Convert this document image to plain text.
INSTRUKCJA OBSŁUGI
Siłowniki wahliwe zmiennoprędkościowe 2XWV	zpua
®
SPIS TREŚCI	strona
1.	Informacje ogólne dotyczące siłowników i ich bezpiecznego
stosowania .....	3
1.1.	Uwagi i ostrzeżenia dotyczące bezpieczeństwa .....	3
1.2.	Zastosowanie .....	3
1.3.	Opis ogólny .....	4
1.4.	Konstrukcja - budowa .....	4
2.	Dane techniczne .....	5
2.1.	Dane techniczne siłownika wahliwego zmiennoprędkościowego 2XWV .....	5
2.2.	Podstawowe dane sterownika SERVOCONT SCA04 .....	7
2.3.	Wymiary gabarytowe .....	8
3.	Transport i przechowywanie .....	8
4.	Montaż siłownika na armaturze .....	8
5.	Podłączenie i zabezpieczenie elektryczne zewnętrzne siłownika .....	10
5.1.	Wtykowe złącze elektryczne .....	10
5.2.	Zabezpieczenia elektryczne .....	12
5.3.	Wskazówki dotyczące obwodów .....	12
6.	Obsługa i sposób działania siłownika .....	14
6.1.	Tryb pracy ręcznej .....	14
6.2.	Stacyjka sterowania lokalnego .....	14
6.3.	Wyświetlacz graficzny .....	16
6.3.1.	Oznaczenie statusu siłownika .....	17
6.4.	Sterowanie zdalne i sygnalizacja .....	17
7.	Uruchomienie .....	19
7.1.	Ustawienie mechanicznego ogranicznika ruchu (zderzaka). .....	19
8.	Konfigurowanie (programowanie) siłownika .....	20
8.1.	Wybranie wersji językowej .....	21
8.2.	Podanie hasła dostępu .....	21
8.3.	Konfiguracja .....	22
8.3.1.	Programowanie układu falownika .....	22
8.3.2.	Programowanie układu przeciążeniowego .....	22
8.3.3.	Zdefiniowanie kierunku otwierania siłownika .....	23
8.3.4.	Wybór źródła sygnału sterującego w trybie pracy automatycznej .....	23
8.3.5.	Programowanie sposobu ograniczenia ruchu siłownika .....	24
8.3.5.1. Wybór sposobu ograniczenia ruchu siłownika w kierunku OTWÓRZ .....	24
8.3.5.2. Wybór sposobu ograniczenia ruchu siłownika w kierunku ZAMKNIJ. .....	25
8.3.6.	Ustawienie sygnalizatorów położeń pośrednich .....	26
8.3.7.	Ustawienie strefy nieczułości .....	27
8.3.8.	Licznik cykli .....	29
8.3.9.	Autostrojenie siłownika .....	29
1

SHORT EXERCISE
From the listing above, find the number of lines with the word "Wybór" in them. Answer with the number only.

FINAL ANSWER
3